_CONSIGNE A_
Énumérez tous les domaines auxquels se rapportent les CCMT selon le texte à lire.
_CONSIGNE B_
Réécrivez toutes les entrées, depuis la toute première jusqu'à la ligne contenant "- bar: [665, 420, 671, 881]" incluse, en remplaçant "x-tick-label" par "x-label" et sans rien modifier d'autre.

_TEXTE À LIRE_
★ ★ ★ ★

Les réponses à apporter aux nombreux défis liés au changement climatique reposent certes sur des technologies établies, mais elles impliquent aussi le développement de nouvelles technologies susceptibles d’assurer, voire d’accélérer, la transition vers une économie sobre en carbone. À cet égard, l’innovation et le développement technologiques sont d’importants facteurs de changement structurel en faveur, notamment, des technologies d’atténuation du changement climatique (ou Climate change mitigation technologies – CCMT). Ces technologies ont pour effet d’améliorer l’efficacité énergétique, de récupérer la chaleur fatale ou de réduire les émissions de gaz à effet de serre des processus, équipements et produits auxquels elles s’appliquent. De fait, les applications qui en découlent sont à déployer dans de multiples domaines d’activité et sur de nouveaux marchés.

Cet article traite de l’importance de la recherche et de l’innovation vertes pour satisfaire aux ambitions climatiques qui ont été définies. Il vise à donner une image globale de la contribution des écosystèmes d’innovation européen et belge au déploiement de technologies bénéfiques à la transition environnementale.

Une activité inventive soutenue dans les filières technologiques « vertes »

Dans le prolongement de l’analyse de la capacité d’innovation de la Belgique présentée dans la Revue économique de décembre 2020, les éléments développés ici se basent sur les données des dépôts de brevet. Par sa conception axée sur le partage des connaissances – la protection de l’invention en contrepartie de la diffusion des avancées réalisées –, le système des brevets promeut l’innovation, le développement et la diffusion de nouvelles technologies. Il constitue une source d’information utile pour mesurer les capacités d’innovation et le changement technologique. Cette information n’est cependant pas exhaustive ni parfaite : toutes les inventions ne sont pas brevetées ; il existe d’autres formes de protection des inventions ; toutes les inventions brevetées ne débouchent pas sur des applications industrielles.

Grâce à un système d’étiquetage spécifique de l’Office européen des brevets (OEB), il est possible d’identifier les brevets relatifs aux CCMT et d’en analyser les évolutions et les caractéristiques. Ces CCMT se rapportent à sept domaines. Il s’agit des technologies liées à la production et au transport d’énergie, aux bâtiments, aux transports, aux procédés de production, au traitement des déchets et des eaux usées, aux équipements des technologies de l’information et de la communication (TIC) et à la capture et au stockage du carbone (ou Carbon capture and storage – CCS).

★ ★ ★ ★

_ENTRÉES FOURNIES_
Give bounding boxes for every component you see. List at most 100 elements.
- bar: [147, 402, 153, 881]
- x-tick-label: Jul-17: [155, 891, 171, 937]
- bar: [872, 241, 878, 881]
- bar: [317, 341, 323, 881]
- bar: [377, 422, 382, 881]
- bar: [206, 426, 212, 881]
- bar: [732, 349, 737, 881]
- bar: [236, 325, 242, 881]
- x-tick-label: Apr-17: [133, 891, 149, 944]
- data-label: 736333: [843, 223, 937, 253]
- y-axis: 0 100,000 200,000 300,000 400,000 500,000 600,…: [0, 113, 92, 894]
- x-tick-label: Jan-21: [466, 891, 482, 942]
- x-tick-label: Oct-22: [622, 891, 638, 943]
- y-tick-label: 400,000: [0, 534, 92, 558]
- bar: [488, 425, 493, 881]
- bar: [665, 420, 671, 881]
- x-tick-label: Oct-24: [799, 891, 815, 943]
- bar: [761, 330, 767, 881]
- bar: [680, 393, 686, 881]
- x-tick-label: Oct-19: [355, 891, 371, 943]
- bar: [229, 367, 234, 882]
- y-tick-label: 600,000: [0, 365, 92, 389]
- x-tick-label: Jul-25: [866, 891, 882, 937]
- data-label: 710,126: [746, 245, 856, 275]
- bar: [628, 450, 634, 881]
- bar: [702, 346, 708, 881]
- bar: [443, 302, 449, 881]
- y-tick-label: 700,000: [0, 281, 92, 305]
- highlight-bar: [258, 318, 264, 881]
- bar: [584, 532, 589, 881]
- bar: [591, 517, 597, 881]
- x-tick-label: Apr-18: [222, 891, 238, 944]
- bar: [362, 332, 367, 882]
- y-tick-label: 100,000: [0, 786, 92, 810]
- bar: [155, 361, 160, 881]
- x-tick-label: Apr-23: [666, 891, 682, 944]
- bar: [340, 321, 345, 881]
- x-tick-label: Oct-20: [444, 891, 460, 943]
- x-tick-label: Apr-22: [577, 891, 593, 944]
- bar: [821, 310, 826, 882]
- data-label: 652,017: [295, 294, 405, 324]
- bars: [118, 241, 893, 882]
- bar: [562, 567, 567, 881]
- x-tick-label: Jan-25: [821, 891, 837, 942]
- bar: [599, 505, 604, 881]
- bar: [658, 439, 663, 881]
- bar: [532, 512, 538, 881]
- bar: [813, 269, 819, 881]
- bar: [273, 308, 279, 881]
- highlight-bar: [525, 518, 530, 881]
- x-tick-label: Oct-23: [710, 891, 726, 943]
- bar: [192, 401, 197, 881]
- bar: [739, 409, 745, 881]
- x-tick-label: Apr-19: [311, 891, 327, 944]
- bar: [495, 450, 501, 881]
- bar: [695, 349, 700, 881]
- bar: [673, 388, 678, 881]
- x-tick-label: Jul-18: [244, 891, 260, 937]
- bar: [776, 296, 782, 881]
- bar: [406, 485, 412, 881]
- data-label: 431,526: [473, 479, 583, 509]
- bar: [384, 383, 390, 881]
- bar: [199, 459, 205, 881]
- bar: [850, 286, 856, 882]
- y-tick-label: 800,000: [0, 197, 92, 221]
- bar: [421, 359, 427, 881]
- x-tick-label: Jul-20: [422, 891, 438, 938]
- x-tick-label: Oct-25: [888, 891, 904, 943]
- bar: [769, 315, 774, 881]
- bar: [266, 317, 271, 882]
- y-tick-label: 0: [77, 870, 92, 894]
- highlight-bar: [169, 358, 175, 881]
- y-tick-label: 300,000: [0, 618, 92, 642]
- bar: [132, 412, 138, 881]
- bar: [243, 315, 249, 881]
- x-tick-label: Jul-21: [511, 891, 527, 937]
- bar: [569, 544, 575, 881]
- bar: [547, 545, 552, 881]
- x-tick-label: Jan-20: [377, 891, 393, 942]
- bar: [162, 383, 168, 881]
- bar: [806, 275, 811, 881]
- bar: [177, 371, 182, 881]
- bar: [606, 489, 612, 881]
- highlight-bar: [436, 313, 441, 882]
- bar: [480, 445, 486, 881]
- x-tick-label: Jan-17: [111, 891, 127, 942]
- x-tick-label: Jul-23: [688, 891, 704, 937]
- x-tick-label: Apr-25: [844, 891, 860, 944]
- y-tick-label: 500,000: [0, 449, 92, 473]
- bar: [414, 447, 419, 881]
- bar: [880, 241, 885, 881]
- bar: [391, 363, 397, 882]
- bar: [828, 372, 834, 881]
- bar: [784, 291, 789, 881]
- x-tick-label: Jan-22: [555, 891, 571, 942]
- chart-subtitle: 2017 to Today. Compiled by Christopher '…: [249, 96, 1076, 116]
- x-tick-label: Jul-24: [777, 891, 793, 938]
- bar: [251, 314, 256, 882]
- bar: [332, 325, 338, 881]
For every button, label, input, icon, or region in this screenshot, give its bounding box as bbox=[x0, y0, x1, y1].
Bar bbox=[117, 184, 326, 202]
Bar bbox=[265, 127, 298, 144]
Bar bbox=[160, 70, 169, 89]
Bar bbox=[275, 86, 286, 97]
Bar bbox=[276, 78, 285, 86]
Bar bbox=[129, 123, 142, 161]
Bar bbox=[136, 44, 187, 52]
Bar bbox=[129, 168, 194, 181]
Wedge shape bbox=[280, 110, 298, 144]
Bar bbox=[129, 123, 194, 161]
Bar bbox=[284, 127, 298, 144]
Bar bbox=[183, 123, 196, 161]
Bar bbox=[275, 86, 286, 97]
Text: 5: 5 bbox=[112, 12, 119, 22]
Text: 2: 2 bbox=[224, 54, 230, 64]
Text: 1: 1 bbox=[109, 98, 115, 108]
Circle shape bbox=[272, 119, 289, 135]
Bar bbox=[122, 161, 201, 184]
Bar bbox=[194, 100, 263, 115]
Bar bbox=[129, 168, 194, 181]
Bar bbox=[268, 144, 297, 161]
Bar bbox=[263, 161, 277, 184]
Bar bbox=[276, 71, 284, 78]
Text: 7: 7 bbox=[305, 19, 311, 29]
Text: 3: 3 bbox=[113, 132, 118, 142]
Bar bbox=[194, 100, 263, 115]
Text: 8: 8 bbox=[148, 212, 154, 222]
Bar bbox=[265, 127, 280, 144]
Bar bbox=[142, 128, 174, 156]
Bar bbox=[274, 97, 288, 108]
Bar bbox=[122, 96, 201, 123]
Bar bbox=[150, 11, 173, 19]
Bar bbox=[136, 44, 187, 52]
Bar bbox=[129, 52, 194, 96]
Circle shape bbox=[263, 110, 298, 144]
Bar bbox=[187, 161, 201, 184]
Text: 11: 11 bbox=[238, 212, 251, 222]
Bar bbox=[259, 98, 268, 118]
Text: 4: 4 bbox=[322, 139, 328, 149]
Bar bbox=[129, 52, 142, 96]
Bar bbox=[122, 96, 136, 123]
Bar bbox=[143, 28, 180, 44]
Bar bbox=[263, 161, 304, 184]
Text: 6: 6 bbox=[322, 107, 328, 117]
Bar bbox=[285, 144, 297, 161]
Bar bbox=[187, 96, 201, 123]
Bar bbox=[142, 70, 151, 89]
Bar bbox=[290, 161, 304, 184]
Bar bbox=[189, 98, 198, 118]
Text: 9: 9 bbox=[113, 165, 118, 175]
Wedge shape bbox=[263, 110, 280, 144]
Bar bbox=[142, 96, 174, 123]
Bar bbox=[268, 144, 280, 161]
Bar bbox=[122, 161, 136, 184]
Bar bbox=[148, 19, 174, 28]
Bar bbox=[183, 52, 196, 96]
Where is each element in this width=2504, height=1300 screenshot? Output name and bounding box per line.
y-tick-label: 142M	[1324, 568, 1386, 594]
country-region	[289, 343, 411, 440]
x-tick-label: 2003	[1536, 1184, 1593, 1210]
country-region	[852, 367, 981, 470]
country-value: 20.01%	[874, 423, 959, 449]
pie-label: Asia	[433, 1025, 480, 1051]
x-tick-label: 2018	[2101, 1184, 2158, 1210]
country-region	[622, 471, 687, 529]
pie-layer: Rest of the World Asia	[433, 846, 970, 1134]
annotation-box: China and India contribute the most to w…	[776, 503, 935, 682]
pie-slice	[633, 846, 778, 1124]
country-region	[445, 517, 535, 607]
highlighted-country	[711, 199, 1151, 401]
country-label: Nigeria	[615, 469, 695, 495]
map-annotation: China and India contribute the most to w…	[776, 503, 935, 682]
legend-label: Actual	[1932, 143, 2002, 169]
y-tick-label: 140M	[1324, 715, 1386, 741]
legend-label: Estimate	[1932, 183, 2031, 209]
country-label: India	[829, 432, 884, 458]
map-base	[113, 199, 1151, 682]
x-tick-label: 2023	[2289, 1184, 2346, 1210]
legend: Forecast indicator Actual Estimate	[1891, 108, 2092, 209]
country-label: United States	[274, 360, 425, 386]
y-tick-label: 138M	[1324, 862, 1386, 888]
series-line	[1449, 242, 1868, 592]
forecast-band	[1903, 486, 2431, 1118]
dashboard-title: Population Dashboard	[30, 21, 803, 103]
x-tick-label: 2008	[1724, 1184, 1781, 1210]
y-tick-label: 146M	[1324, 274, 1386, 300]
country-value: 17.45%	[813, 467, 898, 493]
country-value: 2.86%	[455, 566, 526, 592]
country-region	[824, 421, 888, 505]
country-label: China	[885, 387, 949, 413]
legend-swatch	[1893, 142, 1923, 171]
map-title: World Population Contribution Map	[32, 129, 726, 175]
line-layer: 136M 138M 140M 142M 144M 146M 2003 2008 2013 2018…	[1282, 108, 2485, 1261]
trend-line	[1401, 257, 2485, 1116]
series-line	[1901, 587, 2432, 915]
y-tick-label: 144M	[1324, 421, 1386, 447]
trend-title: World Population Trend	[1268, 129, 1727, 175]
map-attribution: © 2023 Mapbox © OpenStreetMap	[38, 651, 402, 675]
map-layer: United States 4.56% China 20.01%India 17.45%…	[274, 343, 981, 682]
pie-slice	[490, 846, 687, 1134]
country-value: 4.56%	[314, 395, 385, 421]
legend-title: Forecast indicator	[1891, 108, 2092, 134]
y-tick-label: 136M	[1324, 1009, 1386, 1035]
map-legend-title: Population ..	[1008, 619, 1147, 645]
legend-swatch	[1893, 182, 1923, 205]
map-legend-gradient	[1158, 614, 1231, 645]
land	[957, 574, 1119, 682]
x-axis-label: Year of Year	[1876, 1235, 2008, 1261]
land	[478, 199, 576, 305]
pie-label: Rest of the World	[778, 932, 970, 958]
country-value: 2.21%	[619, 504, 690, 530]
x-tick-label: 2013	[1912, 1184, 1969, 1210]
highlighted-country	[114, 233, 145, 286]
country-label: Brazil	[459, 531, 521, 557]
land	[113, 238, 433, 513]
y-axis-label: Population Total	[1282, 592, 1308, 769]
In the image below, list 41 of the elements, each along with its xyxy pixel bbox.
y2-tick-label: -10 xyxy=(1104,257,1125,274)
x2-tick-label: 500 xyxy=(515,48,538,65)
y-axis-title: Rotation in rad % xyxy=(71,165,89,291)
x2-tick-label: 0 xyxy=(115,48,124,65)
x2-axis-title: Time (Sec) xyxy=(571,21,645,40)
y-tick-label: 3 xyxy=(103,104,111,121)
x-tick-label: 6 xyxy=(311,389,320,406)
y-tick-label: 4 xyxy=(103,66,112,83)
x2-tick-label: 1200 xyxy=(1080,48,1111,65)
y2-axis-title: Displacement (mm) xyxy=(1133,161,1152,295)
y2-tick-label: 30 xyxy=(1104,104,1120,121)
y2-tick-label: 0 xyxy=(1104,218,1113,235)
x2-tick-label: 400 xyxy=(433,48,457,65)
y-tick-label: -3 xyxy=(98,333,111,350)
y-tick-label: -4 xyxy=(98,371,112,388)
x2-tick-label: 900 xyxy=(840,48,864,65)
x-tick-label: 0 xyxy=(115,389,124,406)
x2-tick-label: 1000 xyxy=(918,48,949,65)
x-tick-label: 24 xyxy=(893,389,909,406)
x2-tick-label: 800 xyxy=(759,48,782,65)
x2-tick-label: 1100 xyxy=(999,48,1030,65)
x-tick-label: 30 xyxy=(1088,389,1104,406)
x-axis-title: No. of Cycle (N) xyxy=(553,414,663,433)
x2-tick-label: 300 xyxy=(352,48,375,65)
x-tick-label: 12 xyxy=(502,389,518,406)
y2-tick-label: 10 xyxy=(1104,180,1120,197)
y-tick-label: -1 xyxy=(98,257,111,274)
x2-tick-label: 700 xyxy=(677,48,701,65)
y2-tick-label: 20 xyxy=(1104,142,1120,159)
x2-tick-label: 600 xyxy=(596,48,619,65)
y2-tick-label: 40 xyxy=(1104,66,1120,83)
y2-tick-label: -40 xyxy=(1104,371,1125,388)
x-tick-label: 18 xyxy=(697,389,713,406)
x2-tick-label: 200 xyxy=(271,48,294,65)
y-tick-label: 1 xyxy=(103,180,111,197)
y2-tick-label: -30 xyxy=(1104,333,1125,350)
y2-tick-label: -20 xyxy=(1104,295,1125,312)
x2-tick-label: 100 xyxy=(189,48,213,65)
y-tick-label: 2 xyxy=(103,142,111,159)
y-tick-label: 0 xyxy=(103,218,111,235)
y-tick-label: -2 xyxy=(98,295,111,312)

★ ★ ★ ★

_RÉSULTAT A_
- la production et le transport d'énergie
- les bâtiments
- les transports
- les procédés de production
- le traitement des déchets et des eaux usées
- les équipements des technologies de l'information et de la communication (TIC)
- la capture et le stockage du carbone (CCS)

_RÉSULTAT B_
Give bounding boxes for every component you see. List at most 100 elements.
- bar: [147, 402, 153, 881]
- x-label: Jul-17: [155, 891, 171, 937]
- bar: [872, 241, 878, 881]
- bar: [317, 341, 323, 881]
- bar: [377, 422, 382, 881]
- bar: [206, 426, 212, 881]
- bar: [732, 349, 737, 881]
- bar: [236, 325, 242, 881]
- x-label: Apr-17: [133, 891, 149, 944]
- data-label: 736333: [843, 223, 937, 253]
- y-axis: 0 100,000 200,000 300,000 400,000 500,000 600,…: [0, 113, 92, 894]
- x-label: Jan-21: [466, 891, 482, 942]
- x-label: Oct-22: [622, 891, 638, 943]
- y-tick-label: 400,000: [0, 534, 92, 558]
- bar: [488, 425, 493, 881]
- bar: [665, 420, 671, 881]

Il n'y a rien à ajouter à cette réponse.